Exercise instructions: Copy the data precisely, keeping every character.

Data for the task:
◆ ◆ ◆ ◆ ◆

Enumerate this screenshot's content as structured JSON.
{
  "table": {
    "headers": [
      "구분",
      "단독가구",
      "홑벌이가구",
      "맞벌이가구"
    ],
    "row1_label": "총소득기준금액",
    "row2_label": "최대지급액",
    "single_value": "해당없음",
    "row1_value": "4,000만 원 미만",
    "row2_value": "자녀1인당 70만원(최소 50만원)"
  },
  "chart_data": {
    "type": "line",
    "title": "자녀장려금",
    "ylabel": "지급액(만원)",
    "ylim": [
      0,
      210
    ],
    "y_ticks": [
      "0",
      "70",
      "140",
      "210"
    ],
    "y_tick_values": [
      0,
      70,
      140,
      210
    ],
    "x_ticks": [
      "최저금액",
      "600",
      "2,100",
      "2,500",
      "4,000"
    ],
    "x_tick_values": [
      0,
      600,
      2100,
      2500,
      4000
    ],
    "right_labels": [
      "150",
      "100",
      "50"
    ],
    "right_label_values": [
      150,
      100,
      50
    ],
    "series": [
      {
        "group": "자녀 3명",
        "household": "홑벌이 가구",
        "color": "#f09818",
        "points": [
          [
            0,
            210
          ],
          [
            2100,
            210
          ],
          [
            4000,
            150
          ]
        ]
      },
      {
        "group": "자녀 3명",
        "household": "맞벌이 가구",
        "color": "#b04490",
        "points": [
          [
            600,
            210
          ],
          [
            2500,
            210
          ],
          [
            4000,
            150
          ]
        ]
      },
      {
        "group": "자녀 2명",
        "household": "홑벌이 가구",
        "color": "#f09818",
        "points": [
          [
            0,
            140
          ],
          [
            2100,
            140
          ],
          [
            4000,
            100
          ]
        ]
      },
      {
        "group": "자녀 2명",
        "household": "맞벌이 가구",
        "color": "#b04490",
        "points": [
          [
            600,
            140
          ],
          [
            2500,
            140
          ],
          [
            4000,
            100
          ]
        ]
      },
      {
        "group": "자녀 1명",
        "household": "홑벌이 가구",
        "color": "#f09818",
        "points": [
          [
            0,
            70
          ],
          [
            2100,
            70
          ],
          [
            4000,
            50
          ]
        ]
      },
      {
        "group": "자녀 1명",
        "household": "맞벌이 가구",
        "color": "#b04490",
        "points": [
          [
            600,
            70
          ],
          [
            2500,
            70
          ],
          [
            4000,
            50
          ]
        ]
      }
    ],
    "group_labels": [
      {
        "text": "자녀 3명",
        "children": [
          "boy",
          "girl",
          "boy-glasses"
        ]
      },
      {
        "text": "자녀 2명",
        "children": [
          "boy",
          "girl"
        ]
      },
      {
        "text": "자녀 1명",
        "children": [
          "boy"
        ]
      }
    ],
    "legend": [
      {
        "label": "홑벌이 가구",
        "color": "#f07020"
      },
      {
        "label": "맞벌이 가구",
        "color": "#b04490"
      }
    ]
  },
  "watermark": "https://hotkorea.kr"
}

◆ ◆ ◆ ◆ ◆

Task response:
Enumerate this screenshot's content as structured JSON.
{
  "table": {
    "headers": [
      "구분",
      "단독가구",
      "홑벌이가구",
      "맞벌이가구"
    ],
    "row1_label": "총소득기준금액",
    "row2_label": "최대지급액",
    "single_value": "해당없음",
    "row1_value": "4,000만 원 미만",
    "row2_value": "자녀1인당 70만원(최소 50만원)"
  },
  "chart_data": {
    "type": "line",
    "title": "자녀장려금",
    "ylabel": "지급액(만원)",
    "ylim": [
      0,
      210
    ],
    "y_ticks": [
      "0",
      "70",
      "140",
      "210"
    ],
    "y_tick_values": [
      0,
      70,
      140,
      210
    ],
    "x_ticks": [
      "최저금액",
      "600",
      "2,100",
      "2,500",
      "4,000"
    ],
    "x_tick_values": [
      0,
      600,
      2100,
      2500,
      4000
    ],
    "right_labels": [
      "150",
      "100",
      "50"
    ],
    "right_label_values": [
      150,
      100,
      50
    ],
    "series": [
      {
        "group": "자녀 3명",
        "household": "홑벌이 가구",
        "color": "#f09818",
        "points": [
          [
            0,
            210
          ],
          [
            2100,
            210
          ],
          [
            4000,
            150
          ]
        ]
      },
      {
        "group": "자녀 3명",
        "household": "맞벌이 가구",
        "color": "#b04490",
        "points": [
          [
            600,
            210
          ],
          [
            2500,
            210
          ],
          [
            4000,
            150
          ]
        ]
      },
      {
        "group": "자녀 2명",
        "household": "홑벌이 가구",
        "color": "#f09818",
        "points": [
          [
            0,
            140
          ],
          [
            2100,
            140
          ],
          [
            4000,
            100
          ]
        ]
      },
      {
        "group": "자녀 2명",
        "household": "맞벌이 가구",
        "color": "#b04490",
        "points": [
          [
            600,
            140
          ],
          [
            2500,
            140
          ],
          [
            4000,
            100
          ]
        ]
      },
      {
        "group": "자녀 1명",
        "household": "홑벌이 가구",
        "color": "#f09818",
        "points": [
          [
            0,
            70
          ],
          [
            2100,
            70
          ],
          [
            4000,
            50
          ]
        ]
      },
      {
        "group": "자녀 1명",
        "household": "맞벌이 가구",
        "color": "#b04490",
        "points": [
          [
            600,
            70
          ],
          [
            2500,
            70
          ],
          [
            4000,
            50
          ]
        ]
      }
    ],
    "group_labels": [
      {
        "text": "자녀 3명",
        "children": [
          "boy",
          "girl",
          "boy-glasses"
        ]
      },
      {
        "text": "자녀 2명",
        "children": [
          "boy",
          "girl"
        ]
      },
      {
        "text": "자녀 1명",
        "children": [
          "boy"
        ]
      }
    ],
    "legend": [
      {
        "label": "홑벌이 가구",
        "color": "#f07020"
      },
      {
        "label": "맞벌이 가구",
        "color": "#b04490"
      }
    ]
  },
  "watermark": "https://hotkorea.kr"
}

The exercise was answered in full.